§ **Data provided**:
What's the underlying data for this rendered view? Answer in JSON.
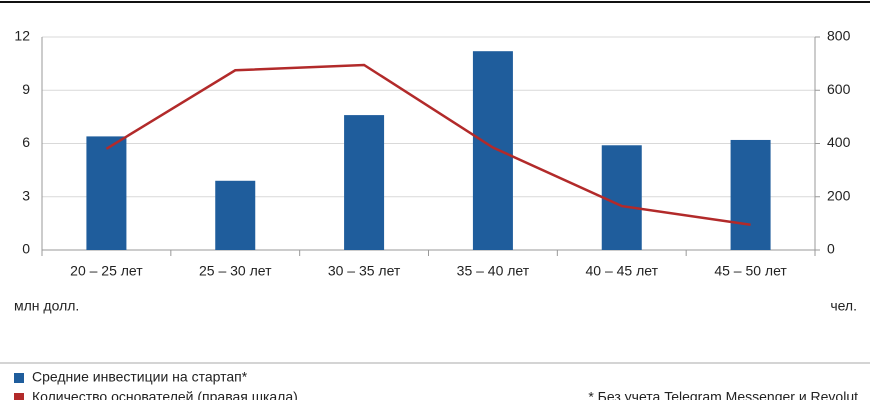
{
  "chart_data": {
    "type": "bar_line",
    "categories": [
      "20 – 25 лет",
      "25 – 30 лет",
      "30 – 35 лет",
      "35 – 40 лет",
      "40 – 45 лет",
      "45 – 50 лет"
    ],
    "y_label": "млн долл.",
    "y2_label": "чел.",
    "ylim": [
      0,
      12
    ],
    "yticks": [
      0,
      3,
      6,
      9,
      12
    ],
    "y2lim": [
      0,
      800
    ],
    "y2ticks": [
      0,
      200,
      400,
      600,
      800
    ],
    "grid": true,
    "series": [
      {
        "name": "Средние инвестиции на стартап*",
        "color": "#1f5d9c",
        "type": "bar",
        "values": [
          6.4,
          3.9,
          7.6,
          11.2,
          5.9,
          6.2
        ]
      },
      {
        "name": "Количество основателей (правая шкала)",
        "color": "#b22a2a",
        "type": "line",
        "axis": "y2",
        "values": [
          380,
          675,
          695,
          385,
          165,
          95
        ]
      }
    ],
    "footnote": "* Без учета Telegram Messenger и Revolut"
  }
}
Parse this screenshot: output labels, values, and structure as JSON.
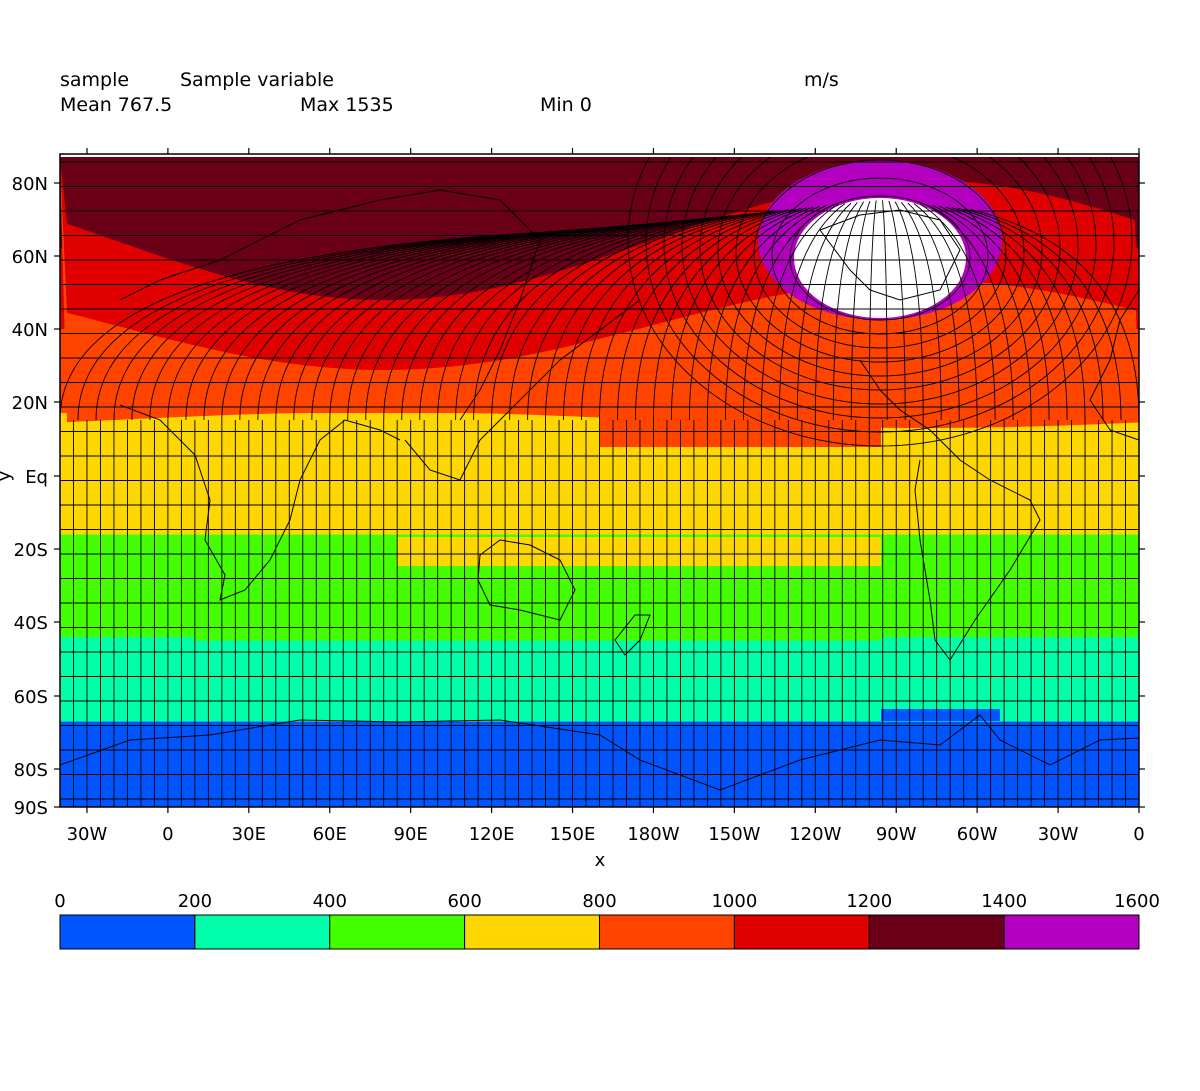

§ **Exercise directions**: Please transcribe the material above exactly as written. Leave the pictures out.

§ **Solution below**:
What's the underlying data for this rendered view? Answer in JSON.
{
  "chart_data": {
    "type": "bar_line",
    "categories": [
      "20 – 25 лет",
      "25 – 30 лет",
      "30 – 35 лет",
      "35 – 40 лет",
      "40 – 45 лет",
      "45 – 50 лет"
    ],
    "y_label": "млн долл.",
    "y2_label": "чел.",
    "ylim": [
      0,
      12
    ],
    "yticks": [
      0,
      3,
      6,
      9,
      12
    ],
    "y2lim": [
      0,
      800
    ],
    "y2ticks": [
      0,
      200,
      400,
      600,
      800
    ],
    "grid": true,
    "series": [
      {
        "name": "Средние инвестиции на стартап*",
        "color": "#1f5d9c",
        "type": "bar",
        "values": [
          6.4,
          3.9,
          7.6,
          11.2,
          5.9,
          6.2
        ]
      },
      {
        "name": "Количество основателей (правая шкала)",
        "color": "#b22a2a",
        "type": "line",
        "axis": "y2",
        "values": [
          380,
          675,
          695,
          385,
          165,
          95
        ]
      }
    ],
    "footnote": "* Без учета Telegram Messenger и Revolut"
  }
}
Parse this screenshot: output labels, values, and structure as JSON.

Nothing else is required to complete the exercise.